EXERCISE: In your copy, each record should read exactly as it does below, and no pictures should be present.

BEGIN EXERCISE MATERIAL

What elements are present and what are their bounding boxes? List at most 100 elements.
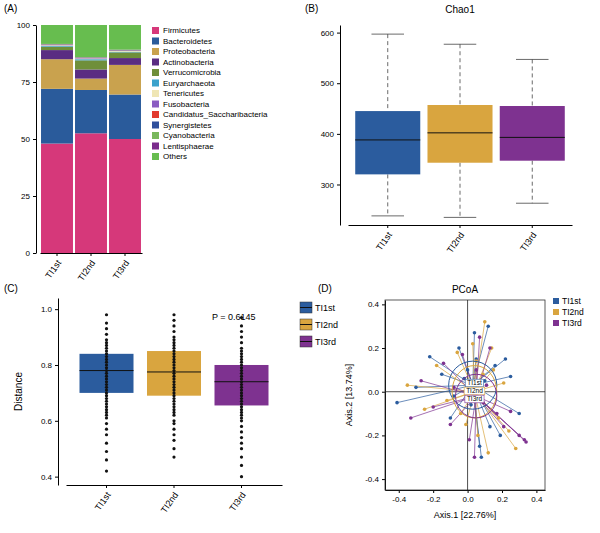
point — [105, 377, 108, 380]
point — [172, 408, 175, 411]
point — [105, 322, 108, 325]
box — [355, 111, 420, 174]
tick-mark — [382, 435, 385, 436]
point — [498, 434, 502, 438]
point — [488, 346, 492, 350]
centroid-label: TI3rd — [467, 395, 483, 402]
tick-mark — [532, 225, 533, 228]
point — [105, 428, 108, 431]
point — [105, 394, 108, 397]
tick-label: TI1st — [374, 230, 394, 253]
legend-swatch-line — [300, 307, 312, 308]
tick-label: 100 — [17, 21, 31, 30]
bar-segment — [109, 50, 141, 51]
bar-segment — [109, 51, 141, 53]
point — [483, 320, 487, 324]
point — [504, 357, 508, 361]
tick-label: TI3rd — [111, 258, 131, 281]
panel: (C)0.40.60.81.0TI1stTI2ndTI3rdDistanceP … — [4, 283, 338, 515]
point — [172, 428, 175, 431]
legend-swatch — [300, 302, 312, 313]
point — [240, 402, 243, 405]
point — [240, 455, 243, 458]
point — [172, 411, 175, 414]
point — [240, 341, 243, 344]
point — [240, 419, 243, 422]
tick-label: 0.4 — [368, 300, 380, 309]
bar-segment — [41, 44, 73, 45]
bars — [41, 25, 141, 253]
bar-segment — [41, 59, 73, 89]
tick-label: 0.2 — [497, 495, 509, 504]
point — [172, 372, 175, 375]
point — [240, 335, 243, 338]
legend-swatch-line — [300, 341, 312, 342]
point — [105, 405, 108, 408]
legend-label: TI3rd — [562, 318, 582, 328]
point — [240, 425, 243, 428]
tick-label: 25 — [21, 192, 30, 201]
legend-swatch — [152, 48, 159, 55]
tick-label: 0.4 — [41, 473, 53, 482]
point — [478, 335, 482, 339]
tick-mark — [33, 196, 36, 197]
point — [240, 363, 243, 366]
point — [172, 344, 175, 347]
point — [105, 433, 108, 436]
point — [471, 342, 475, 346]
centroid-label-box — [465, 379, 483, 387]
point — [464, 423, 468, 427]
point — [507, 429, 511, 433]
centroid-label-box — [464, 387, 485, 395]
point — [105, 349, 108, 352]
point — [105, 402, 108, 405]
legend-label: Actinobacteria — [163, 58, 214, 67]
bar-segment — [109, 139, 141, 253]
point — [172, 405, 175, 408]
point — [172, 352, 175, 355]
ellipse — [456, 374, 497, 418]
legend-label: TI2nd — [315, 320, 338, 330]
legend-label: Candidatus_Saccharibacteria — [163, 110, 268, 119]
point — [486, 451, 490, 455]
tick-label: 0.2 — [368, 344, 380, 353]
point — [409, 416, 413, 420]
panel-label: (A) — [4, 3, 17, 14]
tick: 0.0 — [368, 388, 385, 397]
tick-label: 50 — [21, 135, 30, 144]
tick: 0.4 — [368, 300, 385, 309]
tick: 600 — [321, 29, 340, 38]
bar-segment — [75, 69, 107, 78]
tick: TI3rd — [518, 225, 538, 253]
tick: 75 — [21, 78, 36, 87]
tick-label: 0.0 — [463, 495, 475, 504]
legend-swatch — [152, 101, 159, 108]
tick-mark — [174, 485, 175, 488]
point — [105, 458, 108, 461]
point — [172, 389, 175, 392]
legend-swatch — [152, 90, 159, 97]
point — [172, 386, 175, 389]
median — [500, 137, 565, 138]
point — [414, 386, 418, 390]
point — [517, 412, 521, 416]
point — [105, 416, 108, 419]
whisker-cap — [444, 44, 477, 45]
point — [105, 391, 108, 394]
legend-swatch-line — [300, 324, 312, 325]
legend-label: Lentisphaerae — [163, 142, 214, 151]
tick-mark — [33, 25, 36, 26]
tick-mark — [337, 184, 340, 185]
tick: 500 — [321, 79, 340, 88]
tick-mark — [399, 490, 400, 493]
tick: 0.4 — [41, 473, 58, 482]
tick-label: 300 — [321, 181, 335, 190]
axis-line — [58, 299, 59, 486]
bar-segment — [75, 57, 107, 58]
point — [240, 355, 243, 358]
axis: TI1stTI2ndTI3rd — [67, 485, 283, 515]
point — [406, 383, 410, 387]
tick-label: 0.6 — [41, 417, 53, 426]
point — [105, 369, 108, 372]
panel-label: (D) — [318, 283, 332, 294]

END EXERCISE MATERIAL

WRITTEN SOLUTION:
What elements are present and what are their bounding boxes? List at most 100 elements.
point — [105, 377, 108, 380]
point — [172, 408, 175, 411]
point — [105, 322, 108, 325]
box — [355, 111, 420, 174]
tick-mark — [382, 435, 385, 436]
point — [498, 434, 502, 438]
point — [488, 346, 492, 350]
centroid-label: TI3rd — [467, 395, 483, 402]
tick-mark — [532, 225, 533, 228]
point — [105, 428, 108, 431]
point — [105, 394, 108, 397]
tick-label: TI1st — [374, 230, 394, 253]
legend-swatch-line — [300, 307, 312, 308]
tick-label: 100 — [17, 21, 31, 30]
bar-segment — [109, 50, 141, 51]
bar-segment — [109, 51, 141, 53]
point — [483, 320, 487, 324]
point — [504, 357, 508, 361]
tick-label: TI3rd — [111, 258, 131, 281]
panel: (C)0.40.60.81.0TI1stTI2ndTI3rdDistanceP … — [4, 283, 338, 515]
point — [172, 428, 175, 431]
legend-swatch — [300, 302, 312, 313]
point — [240, 402, 243, 405]
point — [240, 455, 243, 458]
point — [172, 411, 175, 414]
point — [240, 341, 243, 344]
point — [240, 419, 243, 422]
tick-label: 0.4 — [368, 300, 380, 309]
bar-segment — [41, 44, 73, 45]
bars — [41, 25, 141, 253]
bar-segment — [41, 59, 73, 89]
tick-label: 0.2 — [497, 495, 509, 504]
point — [172, 372, 175, 375]
point — [240, 335, 243, 338]
legend-swatch-line — [300, 341, 312, 342]
point — [105, 405, 108, 408]
legend-label: TI3rd — [562, 318, 582, 328]
point — [240, 425, 243, 428]
tick-label: 25 — [21, 192, 30, 201]
legend-swatch — [152, 48, 159, 55]
tick-label: 0.4 — [41, 473, 53, 482]
point — [478, 335, 482, 339]
tick-mark — [33, 196, 36, 197]
point — [240, 363, 243, 366]
point — [172, 344, 175, 347]
point — [105, 433, 108, 436]
point — [471, 342, 475, 346]
centroid-label-box — [465, 379, 483, 387]
point — [464, 423, 468, 427]
point — [507, 429, 511, 433]
centroid-label-box — [464, 387, 485, 395]
point — [105, 349, 108, 352]
point — [105, 402, 108, 405]
legend-label: Actinobacteria — [163, 58, 214, 67]
bar-segment — [109, 139, 141, 253]
point — [172, 405, 175, 408]
point — [172, 352, 175, 355]
ellipse — [456, 374, 497, 418]
legend-label: TI2nd — [315, 320, 338, 330]
legend-label: Candidatus_Saccharibacteria — [163, 110, 268, 119]
point — [486, 451, 490, 455]
tick-label: 0.2 — [368, 344, 380, 353]
point — [409, 416, 413, 420]
panel-label: (A) — [4, 3, 17, 14]
tick: 0.0 — [368, 388, 385, 397]
tick-label: 50 — [21, 135, 30, 144]
tick: 0.4 — [368, 300, 385, 309]
tick: 600 — [321, 29, 340, 38]
bar-segment — [75, 69, 107, 78]
tick: TI3rd — [518, 225, 538, 253]
tick: 75 — [21, 78, 36, 87]
tick-label: 0.0 — [463, 495, 475, 504]
legend-swatch — [152, 101, 159, 108]
tick-mark — [174, 485, 175, 488]
point — [105, 458, 108, 461]
point — [172, 389, 175, 392]
legend-swatch — [152, 90, 159, 97]
point — [172, 386, 175, 389]
median — [500, 137, 565, 138]
point — [414, 386, 418, 390]
point — [517, 412, 521, 416]
point — [105, 416, 108, 419]
whisker-cap — [444, 44, 477, 45]
point — [105, 391, 108, 394]
legend-swatch-line — [300, 324, 312, 325]
legend-label: Lentisphaerae — [163, 142, 214, 151]
tick-mark — [33, 25, 36, 26]
tick-mark — [337, 184, 340, 185]
tick: 500 — [321, 79, 340, 88]
tick-mark — [399, 490, 400, 493]
tick: 0.4 — [41, 473, 58, 482]
tick-label: 300 — [321, 181, 335, 190]
axis-line — [58, 299, 59, 486]
bar-segment — [75, 57, 107, 58]
point — [240, 355, 243, 358]
axis: TI1stTI2ndTI3rd — [67, 485, 283, 515]
point — [406, 383, 410, 387]
tick-label: 0.6 — [41, 417, 53, 426]
point — [105, 369, 108, 372]
panel-label: (D) — [318, 283, 332, 294]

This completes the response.